■ **Task to carry out**
Please return the full listing below without altering anything.

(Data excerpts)
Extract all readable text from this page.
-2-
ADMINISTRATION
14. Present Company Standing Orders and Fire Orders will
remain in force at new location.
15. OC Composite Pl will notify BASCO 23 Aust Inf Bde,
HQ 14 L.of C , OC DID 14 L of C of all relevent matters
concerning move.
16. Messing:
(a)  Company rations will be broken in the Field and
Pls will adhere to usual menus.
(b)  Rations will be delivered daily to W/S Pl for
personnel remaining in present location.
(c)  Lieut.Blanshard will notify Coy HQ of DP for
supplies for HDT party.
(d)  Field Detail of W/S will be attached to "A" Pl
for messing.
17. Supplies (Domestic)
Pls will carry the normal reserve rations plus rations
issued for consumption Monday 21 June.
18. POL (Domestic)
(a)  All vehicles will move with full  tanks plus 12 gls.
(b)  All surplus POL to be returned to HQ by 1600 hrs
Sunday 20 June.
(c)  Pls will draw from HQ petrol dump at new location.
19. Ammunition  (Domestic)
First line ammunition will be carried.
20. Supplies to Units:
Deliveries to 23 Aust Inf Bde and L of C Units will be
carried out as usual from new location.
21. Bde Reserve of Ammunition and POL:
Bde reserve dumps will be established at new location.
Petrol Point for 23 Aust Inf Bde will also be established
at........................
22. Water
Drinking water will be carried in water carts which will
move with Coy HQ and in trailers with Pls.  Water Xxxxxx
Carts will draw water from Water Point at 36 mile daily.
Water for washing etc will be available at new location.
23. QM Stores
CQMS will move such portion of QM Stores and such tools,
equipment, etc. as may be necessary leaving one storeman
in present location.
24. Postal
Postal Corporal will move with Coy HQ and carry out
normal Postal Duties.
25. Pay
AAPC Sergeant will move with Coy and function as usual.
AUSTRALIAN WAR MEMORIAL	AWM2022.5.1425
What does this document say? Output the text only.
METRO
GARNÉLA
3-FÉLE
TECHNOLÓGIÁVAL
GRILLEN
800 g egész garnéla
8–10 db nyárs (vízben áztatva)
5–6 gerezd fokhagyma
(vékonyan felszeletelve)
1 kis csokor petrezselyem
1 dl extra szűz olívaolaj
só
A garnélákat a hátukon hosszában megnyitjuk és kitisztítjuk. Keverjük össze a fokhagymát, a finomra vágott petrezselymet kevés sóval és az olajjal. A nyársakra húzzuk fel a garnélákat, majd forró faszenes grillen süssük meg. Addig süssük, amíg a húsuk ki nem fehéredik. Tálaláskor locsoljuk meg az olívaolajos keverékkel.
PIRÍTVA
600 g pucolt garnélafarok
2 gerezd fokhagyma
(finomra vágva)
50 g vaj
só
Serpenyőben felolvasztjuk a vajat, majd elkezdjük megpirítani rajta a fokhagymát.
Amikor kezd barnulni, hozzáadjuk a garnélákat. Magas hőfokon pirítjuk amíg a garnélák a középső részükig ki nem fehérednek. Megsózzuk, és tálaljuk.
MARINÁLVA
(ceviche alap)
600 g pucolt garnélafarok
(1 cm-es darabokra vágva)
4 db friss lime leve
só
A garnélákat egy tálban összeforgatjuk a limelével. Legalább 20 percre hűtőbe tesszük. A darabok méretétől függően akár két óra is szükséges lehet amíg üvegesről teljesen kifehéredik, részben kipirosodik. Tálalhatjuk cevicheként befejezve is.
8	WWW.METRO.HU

■ **Written solution**
Extract all readable text from this page.
-2-
ADMINISTRATION
14. Present Company Standing Orders and Fire Orders will
remain in force at new location.
15. OC Composite Pl will notify BASCO 23 Aust Inf Bde,
HQ 14 L.of C , OC DID 14 L of C of all relevent matters
concerning move.
16. Messing:
(a)  Company rations will be broken in the Field and
Pls will adhere to usual menus.
(b)  Rations will be delivered daily to W/S Pl for
personnel remaining in present location.
(c)  Lieut.Blanshard will notify Coy HQ of DP for
supplies for HDT party.
(d)  Field Detail of W/S will be attached to "A" Pl
for messing.
17. Supplies (Domestic)
Pls will carry the normal reserve rations plus rations
issued for consumption Monday 21 June.
18. POL (Domestic)
(a)  All vehicles will move with full  tanks plus 12 gls.
(b)  All surplus POL to be returned to HQ by 1600 hrs
Sunday 20 June.
(c)  Pls will draw from HQ petrol dump at new location.
19. Ammunition  (Domestic)
First line ammunition will be carried.
20. Supplies to Units:
Deliveries to 23 Aust Inf Bde and L of C Units will be
carried out as usual from new location.
21. Bde Reserve of Ammunition and POL:
Bde reserve dumps will be established at new location.
Petrol Point for 23 Aust Inf Bde will also be established
at........................
22. Water
Drinking water will be carried in water carts which will
move with Coy HQ and in trailers with Pls.  Water Xxxxxx
Carts will draw water from Water Point at 36 mile daily.
Water for washing etc will be available at new location.
23. QM Stores
CQMS will move such portion of QM Stores and such tools,
equipment, etc. as may be necessary leaving one storeman
in present location.
24. Postal
Postal Corporal will move with Coy HQ and carry out
normal Postal Duties.
25. Pay
AAPC Sergeant will move with Coy and function as usual.
AUSTRALIAN WAR MEMORIAL	AWM2022.5.1425
What does this document say? Output the text only.
METRO
GARNÉLA
3-FÉLE
TECHNOLÓGIÁVAL
GRILLEN
800 g egész garnéla
8–10 db nyárs (vízben áztatva)
5–6 gerezd fokhagyma
(vékonyan felszeletelve)
1 kis csokor petrezselyem
1 dl extra szűz olívaolaj
só
A garnélákat a hátukon hosszában megnyitjuk és kitisztítjuk. Keverjük össze a fokhagymát, a finomra vágott petrezselymet kevés sóval és az olajjal. A nyársakra húzzuk fel a garnélákat, majd forró faszenes grillen süssük meg. Addig süssük, amíg a húsuk ki nem fehéredik. Tálaláskor locsoljuk meg az olívaolajos keverékkel.
PIRÍTVA
600 g pucolt garnélafarok
2 gerezd fokhagyma
(finomra vágva)
50 g vaj
só
Serpenyőben felolvasztjuk a vajat, majd elkezdjük megpirítani rajta a fokhagymát.
Amikor kezd barnulni, hozzáadjuk a garnélákat. Magas hőfokon pirítjuk amíg a garnélák a középső részükig ki nem fehérednek. Megsózzuk, és tálaljuk.
MARINÁLVA
(ceviche alap)
600 g pucolt garnélafarok
(1 cm-es darabokra vágva)
4 db friss lime leve
só
A garnélákat egy tálban összeforgatjuk a limelével. Legalább 20 percre hűtőbe tesszük. A darabok méretétől függően akár két óra is szükséges lehet amíg üvegesről teljesen kifehéredik, részben kipirosodik. Tálalhatjuk cevicheként befejezve is.
8	WWW.METRO.HU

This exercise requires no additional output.